Why and How to Clean Agronomic Data
Editor’s note: This is the first part of a two-part series on data clean-up and proper management. This article shares tips to “rescue” or clean up bad/dirty data. The second part will explain how to properly set up beforehand so there won’t be a need to go back and clean it.
There is a lot of talk about rescue treatments when a crop is in danger of severe loss due to an under-application of a herbicide, a lack of fertility, or to fight off an impending infestation. That same conversation can be applicable when it comes to agronomic data.
Plenty of challenges come with managing growers’ data. Defining when one crop year ends and the next begins. Establishing boundaries. And trying to work with inconsistent, inaccurate, or ‘dirty’ data tops the list.
While dirty data often refers to mistakes made when manually entering it into a spreadsheet or other software, the concept can also be applied to data that’s simply not set up correctly, recorded correctly, or done with consistency. The whole point of collecting data is to use it to make better agronomic decisions. If that data isn’t accurate or seems questionable, it can’t be used confidently or to its fullest potential.
MORE BY JACOB MAURER
But there is hope for this data.
The good news is, cleaning up – or applying a “rescue treatment” to – dirty data may be an option in some situations. The bad – or maybe I should say, challenging – news is, there are a couple things to keep in mind with any rescue treatment.
First, they do not always work. There are often times when the data’s quality just does not meet the standard necessary to be confident. Especially when dealing with items like test plots or field trials, the accuracy of a guidance system’s point data and the ability to line up base layers can be critical. If you are unable to overlay one dataset over the other, the digital copy of the trial for analytics or decision making can seemingly have no value.
Second, they do not always apply to everything. Unfortunately there is no “cure-all” when it comes to dealing with farm data. There are times when the problem is hardware related. Every now and then the problem lies with the software or in file corruption. Other times, the problem lies solely with the operator. In those cases, it takes a change in the actual method or practice by which the data is collected.
The important role as a farm’s data manager requires getting to know more than just the lay of the grower’s land and being able to re-create it in the computer. It also takes getting to know his or her fleet.
The ability to recognize the format a grower’s files are coming from and understanding what your own software needs to process them will further enhance your value to them, especially when it comes to exporting prescription files.

• **Provided information**:
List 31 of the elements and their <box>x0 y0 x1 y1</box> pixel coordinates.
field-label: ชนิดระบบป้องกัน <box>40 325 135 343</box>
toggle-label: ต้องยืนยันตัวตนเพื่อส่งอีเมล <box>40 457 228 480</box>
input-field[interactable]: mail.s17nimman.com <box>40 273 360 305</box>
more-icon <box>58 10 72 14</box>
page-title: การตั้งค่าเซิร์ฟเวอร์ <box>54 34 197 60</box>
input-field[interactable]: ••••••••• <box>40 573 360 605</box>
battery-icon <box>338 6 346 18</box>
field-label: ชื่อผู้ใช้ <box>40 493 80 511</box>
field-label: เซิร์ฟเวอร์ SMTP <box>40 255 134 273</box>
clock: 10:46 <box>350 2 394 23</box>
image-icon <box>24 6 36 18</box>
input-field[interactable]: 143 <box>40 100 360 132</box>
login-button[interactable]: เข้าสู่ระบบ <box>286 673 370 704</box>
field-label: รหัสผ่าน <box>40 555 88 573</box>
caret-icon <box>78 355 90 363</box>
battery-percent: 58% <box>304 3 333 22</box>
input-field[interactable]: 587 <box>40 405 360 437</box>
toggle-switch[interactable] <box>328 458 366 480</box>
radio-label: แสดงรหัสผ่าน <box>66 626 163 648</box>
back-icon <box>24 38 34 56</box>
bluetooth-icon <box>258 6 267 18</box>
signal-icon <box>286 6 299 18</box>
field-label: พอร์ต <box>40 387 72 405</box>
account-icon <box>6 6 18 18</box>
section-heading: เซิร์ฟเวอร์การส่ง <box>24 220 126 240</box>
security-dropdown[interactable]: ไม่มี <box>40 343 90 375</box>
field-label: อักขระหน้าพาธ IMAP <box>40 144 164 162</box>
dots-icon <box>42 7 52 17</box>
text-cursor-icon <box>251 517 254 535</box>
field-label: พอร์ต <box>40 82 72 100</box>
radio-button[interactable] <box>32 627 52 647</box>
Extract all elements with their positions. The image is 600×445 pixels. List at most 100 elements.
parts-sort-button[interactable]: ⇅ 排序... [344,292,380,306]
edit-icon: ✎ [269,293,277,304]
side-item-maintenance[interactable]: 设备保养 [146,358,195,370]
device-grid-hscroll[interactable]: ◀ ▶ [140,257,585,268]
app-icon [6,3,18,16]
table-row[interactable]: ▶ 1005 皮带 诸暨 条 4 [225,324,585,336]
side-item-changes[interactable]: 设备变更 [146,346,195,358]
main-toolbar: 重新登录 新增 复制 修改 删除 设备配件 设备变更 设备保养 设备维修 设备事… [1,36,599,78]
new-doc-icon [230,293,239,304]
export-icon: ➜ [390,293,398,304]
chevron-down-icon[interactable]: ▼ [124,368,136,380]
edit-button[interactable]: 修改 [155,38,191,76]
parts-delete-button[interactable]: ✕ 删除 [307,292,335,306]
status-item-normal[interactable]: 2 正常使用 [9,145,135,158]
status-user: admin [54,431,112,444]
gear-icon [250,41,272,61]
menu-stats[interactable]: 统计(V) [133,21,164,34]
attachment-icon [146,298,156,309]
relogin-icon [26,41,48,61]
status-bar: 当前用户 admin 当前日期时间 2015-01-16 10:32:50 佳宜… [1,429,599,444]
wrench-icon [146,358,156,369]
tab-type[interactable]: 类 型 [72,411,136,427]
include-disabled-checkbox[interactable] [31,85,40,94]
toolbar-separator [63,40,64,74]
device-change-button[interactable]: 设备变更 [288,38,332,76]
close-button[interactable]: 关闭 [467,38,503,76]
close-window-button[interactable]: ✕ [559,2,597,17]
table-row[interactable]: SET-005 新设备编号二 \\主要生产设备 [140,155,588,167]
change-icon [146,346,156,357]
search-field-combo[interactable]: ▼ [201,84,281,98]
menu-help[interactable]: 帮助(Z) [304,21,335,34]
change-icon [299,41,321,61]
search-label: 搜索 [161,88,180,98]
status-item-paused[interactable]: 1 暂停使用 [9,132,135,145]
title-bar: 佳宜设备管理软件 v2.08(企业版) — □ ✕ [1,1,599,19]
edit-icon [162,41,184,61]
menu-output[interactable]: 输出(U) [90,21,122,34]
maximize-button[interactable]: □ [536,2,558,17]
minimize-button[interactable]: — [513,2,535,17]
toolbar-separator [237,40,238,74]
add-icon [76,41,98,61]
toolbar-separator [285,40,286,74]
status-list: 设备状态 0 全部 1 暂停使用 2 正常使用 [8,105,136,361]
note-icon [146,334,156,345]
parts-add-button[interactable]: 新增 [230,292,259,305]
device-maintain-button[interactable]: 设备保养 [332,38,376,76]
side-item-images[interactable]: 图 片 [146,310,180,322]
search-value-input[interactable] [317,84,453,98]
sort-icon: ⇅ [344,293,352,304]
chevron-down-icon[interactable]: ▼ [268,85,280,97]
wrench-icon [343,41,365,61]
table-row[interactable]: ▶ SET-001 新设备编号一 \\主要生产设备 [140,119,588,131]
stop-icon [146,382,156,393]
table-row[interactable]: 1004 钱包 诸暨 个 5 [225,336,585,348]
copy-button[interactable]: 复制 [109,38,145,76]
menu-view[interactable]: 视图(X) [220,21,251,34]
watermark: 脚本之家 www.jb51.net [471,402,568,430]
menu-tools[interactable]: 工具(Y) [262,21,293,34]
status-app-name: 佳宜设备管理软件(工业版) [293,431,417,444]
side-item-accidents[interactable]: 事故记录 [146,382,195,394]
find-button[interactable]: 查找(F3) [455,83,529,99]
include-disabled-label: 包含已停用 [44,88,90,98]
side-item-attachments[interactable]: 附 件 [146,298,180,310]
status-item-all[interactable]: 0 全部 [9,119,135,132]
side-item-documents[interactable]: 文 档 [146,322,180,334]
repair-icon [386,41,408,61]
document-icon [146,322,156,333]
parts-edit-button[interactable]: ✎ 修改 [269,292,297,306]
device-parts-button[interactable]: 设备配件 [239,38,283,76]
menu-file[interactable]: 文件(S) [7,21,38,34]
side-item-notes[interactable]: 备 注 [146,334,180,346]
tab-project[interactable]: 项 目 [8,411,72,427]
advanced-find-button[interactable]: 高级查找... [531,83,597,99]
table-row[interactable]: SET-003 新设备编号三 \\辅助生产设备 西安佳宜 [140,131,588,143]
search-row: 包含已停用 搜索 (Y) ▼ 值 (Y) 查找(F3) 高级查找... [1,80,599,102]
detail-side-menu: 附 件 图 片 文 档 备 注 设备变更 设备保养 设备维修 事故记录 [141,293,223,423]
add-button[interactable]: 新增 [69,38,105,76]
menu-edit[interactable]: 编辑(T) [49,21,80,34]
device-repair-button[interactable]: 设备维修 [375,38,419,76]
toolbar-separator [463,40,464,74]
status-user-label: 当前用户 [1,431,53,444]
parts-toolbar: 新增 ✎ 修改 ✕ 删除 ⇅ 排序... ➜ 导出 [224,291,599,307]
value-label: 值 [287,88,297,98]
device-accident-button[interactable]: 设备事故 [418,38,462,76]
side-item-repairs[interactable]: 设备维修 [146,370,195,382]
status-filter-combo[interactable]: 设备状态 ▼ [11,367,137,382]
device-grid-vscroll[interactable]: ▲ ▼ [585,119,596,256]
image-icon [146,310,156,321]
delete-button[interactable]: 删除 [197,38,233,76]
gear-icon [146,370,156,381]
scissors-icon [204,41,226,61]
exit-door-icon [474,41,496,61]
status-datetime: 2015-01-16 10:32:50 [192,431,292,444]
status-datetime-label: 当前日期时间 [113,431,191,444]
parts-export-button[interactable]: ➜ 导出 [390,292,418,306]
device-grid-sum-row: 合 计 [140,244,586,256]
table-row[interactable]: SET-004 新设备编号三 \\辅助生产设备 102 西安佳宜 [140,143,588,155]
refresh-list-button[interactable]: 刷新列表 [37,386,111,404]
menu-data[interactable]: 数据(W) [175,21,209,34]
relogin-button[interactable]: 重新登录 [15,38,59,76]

• **Goals**:
**A.** In the piece on cleaning agronomic data, rewrite the text from "Why and How" to "to agronomic data.", swapping "herbicide" for "fungicide".
**B.** In the piece on cleaning agronomic data, what places can a data problem lie, according to the paragraph that begins "Second, they do not always apply to everything"?

• **Answers for the tasks**:
**A.**
Why and How to Clean Agronomic Data
Editor’s note: This is the first part of a two-part series on data clean-up and proper management. This article shares tips to “rescue” or clean up bad/dirty data. The second part will explain how to properly set up beforehand so there won’t be a need to go back and clean it.
There is a lot of talk about rescue treatments when a crop is in danger of severe loss due to an under-application of a fungicide, a lack of fertility, or to fight off an impending infestation. That same conversation can be applicable when it comes to agronomic data.

**B.**
- Hardware
- Software
- File corruption
- The operator